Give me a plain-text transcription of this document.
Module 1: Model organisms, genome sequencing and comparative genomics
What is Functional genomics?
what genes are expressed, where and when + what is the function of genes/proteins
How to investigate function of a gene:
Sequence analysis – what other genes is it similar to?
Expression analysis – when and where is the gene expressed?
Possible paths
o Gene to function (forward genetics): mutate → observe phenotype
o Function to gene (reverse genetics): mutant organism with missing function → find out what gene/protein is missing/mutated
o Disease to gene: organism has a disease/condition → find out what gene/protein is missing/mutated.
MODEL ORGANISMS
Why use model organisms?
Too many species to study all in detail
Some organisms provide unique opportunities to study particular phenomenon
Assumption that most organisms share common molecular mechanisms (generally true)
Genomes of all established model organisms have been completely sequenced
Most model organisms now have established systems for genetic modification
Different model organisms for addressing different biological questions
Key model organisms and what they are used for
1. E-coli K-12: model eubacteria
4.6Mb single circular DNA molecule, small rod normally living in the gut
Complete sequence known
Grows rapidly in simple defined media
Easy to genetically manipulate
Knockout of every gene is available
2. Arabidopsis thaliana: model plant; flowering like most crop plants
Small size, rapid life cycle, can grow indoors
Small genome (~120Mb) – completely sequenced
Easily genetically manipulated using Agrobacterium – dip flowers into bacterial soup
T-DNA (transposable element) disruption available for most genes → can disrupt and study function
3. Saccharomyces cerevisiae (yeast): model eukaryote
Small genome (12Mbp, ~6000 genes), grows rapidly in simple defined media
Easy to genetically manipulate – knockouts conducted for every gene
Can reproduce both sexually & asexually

# # # # # # #

All records shown above need to be written out again verbatim.

Give me a plain-text transcription of this document.
Module 1: Model organisms, genome sequencing and comparative genomics
What is Functional genomics?
what genes are expressed, where and when + what is the function of genes/proteins
How to investigate function of a gene:
Sequence analysis – what other genes is it similar to?
Expression analysis – when and where is the gene expressed?
Possible paths
o Gene to function (forward genetics): mutate → observe phenotype
o Function to gene (reverse genetics): mutant organism with missing function → find out what gene/protein is missing/mutated
o Disease to gene: organism has a disease/condition → find out what gene/protein is missing/mutated.
MODEL ORGANISMS
Why use model organisms?
Too many species to study all in detail
Some organisms provide unique opportunities to study particular phenomenon
Assumption that most organisms share common molecular mechanisms (generally true)
Genomes of all established model organisms have been completely sequenced
Most model organisms now have established systems for genetic modification
Different model organisms for addressing different biological questions
Key model organisms and what they are used for
1. E-coli K-12: model eubacteria
4.6Mb single circular DNA molecule, small rod normally living in the gut
Complete sequence known
Grows rapidly in simple defined media
Easy to genetically manipulate
Knockout of every gene is available
2. Arabidopsis thaliana: model plant; flowering like most crop plants
Small size, rapid life cycle, can grow indoors
Small genome (~120Mb) – completely sequenced
Easily genetically manipulated using Agrobacterium – dip flowers into bacterial soup
T-DNA (transposable element) disruption available for most genes → can disrupt and study function
3. Saccharomyces cerevisiae (yeast): model eukaryote
Small genome (12Mbp, ~6000 genes), grows rapidly in simple defined media
Easy to genetically manipulate – knockouts conducted for every gene
Can reproduce both sexually & asexually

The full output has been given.